- _Given instruction 1_
In the message on PCI IO space mapping, which subsystem exists to keep records of what was ioremap()'ed?

-------------------------

Why do we map PCI IO space so late ?

Fri Oct 1 01:45:15 EST 2004

Hi Ben-

Good questions :)  First let me clear something up, and forgive me if
I'm telling you stuff you already know.  The ioremap()'s that we do at
boot are _exclusively_ done for PHBs.  This creates mappings that span
the ranges for their children buses.  Why do we do this when drivers can
themselves use ioremap()?  Because some drivers still use inb()/outb(),
etc, without remapping their own space.  

The short answer to your questions is that I/O DLPAR required these PHB
ioremap()'s to be moved to a later chronological point during boot, so
that imalloc records would be kept.

Here's the long answer.  To dynamically remove a bus (EADS or PHB), we
need to iounmap() the range associated with it.  The iounmap() function
is prototyped in generic code to take one argument, the virtual address
in question.  In order to know the size of the region to unmap, we need
to keep some records of what was ioremap()'ed originally.  The imalloc
subsystem exists to keep these records.

The ppc64 ioremap() implementation has the limitation that if one calls
it before mem_init_done, no imalloc records are left behind.  If we
remap the PHBs early in boot, we have no way to unmap them (or their
children) at DLPAR remove time.  Does this make sense?  

As a side note, we didn't similarly defer the remap for ISA, b/c we
assumed that we'd never want to unmap this range.  I wrote the function
that remaps for ISA, and it's a hack, you're right :)  Suggestions are
welcome.  I would ask why your ISA node doesn't have a ranges property,
b/c I thought it was mandatory from some spec.

-------------------------

- _Given instruction 2_
Reproduce, word for word, the part of the records that opens with their first line and closes with the line containing "output each element". Leave the pictures out of your answer.

Records from a dataset
-------------------------

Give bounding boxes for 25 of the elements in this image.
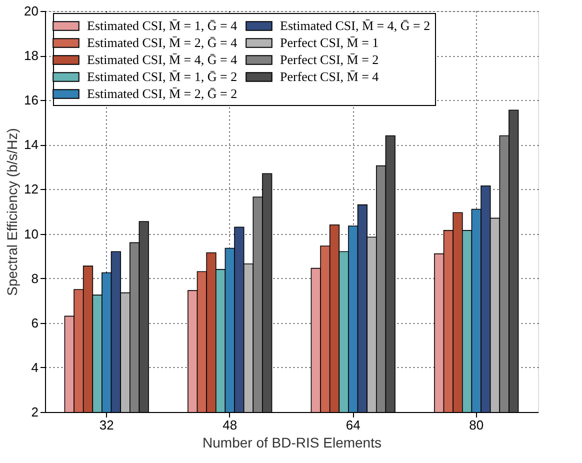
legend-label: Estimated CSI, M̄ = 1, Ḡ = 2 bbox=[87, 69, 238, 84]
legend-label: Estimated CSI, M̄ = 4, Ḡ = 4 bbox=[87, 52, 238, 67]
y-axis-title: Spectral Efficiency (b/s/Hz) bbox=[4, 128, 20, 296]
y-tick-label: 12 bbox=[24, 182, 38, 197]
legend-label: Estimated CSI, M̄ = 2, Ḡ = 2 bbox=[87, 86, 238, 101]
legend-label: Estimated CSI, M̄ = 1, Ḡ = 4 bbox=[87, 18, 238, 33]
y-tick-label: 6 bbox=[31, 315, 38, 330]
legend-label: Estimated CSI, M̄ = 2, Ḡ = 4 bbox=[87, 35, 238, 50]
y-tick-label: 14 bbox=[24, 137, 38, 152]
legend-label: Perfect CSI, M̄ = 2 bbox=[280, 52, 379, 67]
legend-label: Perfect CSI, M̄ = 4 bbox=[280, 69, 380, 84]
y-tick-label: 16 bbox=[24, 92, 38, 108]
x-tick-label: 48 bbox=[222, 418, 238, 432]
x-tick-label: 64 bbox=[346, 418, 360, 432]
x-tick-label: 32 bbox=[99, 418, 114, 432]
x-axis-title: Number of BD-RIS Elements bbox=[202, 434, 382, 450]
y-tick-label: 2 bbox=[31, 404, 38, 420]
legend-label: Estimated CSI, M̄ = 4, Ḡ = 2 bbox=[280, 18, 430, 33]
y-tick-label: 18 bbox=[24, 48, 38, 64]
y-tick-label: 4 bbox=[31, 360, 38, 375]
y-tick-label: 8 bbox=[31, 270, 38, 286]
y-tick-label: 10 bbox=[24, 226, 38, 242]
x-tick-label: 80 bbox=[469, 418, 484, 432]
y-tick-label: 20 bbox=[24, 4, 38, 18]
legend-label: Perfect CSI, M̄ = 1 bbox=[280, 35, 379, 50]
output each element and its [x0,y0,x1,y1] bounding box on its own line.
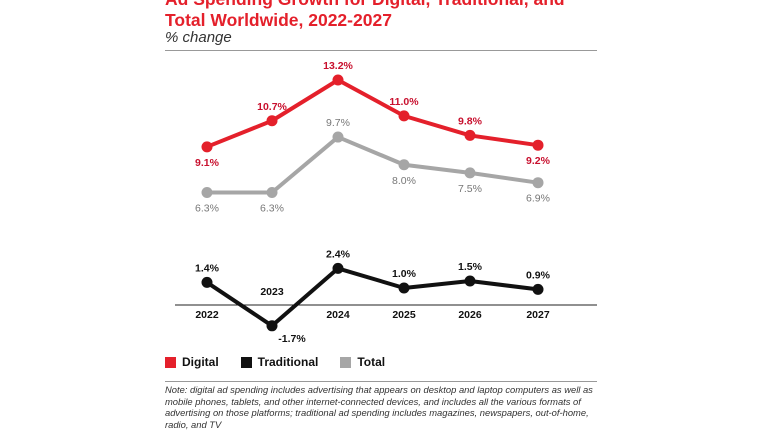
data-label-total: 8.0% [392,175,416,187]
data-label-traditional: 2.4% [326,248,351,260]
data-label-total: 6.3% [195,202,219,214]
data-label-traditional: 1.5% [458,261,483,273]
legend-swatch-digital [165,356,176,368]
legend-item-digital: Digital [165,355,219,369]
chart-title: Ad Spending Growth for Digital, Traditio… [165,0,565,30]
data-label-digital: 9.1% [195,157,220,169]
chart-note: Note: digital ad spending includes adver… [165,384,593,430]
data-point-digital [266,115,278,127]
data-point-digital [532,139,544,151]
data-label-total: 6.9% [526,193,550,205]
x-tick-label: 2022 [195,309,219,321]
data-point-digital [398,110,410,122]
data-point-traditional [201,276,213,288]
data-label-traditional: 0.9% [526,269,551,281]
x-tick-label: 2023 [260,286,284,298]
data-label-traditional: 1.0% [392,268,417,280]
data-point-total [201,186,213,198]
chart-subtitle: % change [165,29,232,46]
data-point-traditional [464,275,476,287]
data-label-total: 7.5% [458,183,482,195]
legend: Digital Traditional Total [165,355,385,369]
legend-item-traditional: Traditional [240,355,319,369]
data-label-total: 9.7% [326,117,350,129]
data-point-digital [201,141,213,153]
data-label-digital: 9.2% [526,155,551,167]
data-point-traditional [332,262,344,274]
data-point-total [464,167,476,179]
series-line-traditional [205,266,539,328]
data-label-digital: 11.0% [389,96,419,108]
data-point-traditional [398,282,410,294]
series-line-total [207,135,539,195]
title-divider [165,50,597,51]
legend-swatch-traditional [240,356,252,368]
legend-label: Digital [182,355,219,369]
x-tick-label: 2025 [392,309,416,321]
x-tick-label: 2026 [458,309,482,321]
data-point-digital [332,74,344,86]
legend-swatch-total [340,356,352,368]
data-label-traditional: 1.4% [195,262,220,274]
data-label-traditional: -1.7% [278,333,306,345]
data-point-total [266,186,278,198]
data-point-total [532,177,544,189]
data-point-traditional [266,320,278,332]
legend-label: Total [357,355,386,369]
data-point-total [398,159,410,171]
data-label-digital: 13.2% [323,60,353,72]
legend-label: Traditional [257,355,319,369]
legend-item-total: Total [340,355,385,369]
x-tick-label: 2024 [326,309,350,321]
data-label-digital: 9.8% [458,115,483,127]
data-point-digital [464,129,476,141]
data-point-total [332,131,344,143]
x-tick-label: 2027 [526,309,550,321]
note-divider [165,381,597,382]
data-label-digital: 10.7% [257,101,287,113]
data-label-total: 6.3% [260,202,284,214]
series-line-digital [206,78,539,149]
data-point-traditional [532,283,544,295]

-------------------------

- _Correct result 1_
The imalloc subsystem.

- _Correct result 2_
Give bounding boxes for 25 of the elements in this image.
legend-label: Estimated CSI, M̄ = 1, Ḡ = 2 bbox=[87, 69, 238, 84]
legend-label: Estimated CSI, M̄ = 4, Ḡ = 4 bbox=[87, 52, 238, 67]
y-axis-title: Spectral Efficiency (b/s/Hz) bbox=[4, 128, 20, 296]
y-tick-label: 12 bbox=[24, 182, 38, 197]
legend-label: Estimated CSI, M̄ = 2, Ḡ = 2 bbox=[87, 86, 238, 101]
legend-label: Estimated CSI, M̄ = 1, Ḡ = 4 bbox=[87, 18, 238, 33]
y-tick-label: 6 bbox=[31, 315, 38, 330]
legend-label: Estimated CSI, M̄ = 2, Ḡ = 4 bbox=[87, 35, 238, 50]
y-tick-label: 14 bbox=[24, 137, 38, 152]
legend-label: Perfect CSI, M̄ = 2 bbox=[280, 52, 379, 67]
legend-label: Perfect CSI, M̄ = 4 bbox=[280, 69, 380, 84]
y-tick-label: 16 bbox=[24, 92, 38, 108]
x-tick-label: 48 bbox=[222, 418, 238, 432]
x-tick-label: 64 bbox=[346, 418, 360, 432]
x-tick-label: 32 bbox=[99, 418, 114, 432]
x-axis-title: Number of BD-RIS Elements bbox=[202, 434, 382, 450]
y-tick-label: 2 bbox=[31, 404, 38, 420]
legend-label: Estimated CSI, M̄ = 4, Ḡ = 2 bbox=[280, 18, 430, 33]
y-tick-label: 18 bbox=[24, 48, 38, 64]
y-tick-label: 4 bbox=[31, 360, 38, 375]
y-tick-label: 8 bbox=[31, 270, 38, 286]
y-tick-label: 10 bbox=[24, 226, 38, 242]
x-tick-label: 80 bbox=[469, 418, 484, 432]
y-tick-label: 20 bbox=[24, 4, 38, 18]
legend-label: Perfect CSI, M̄ = 1 bbox=[280, 35, 379, 50]
output each element and its [x0,y0,x1,y1] bounding box on its own line.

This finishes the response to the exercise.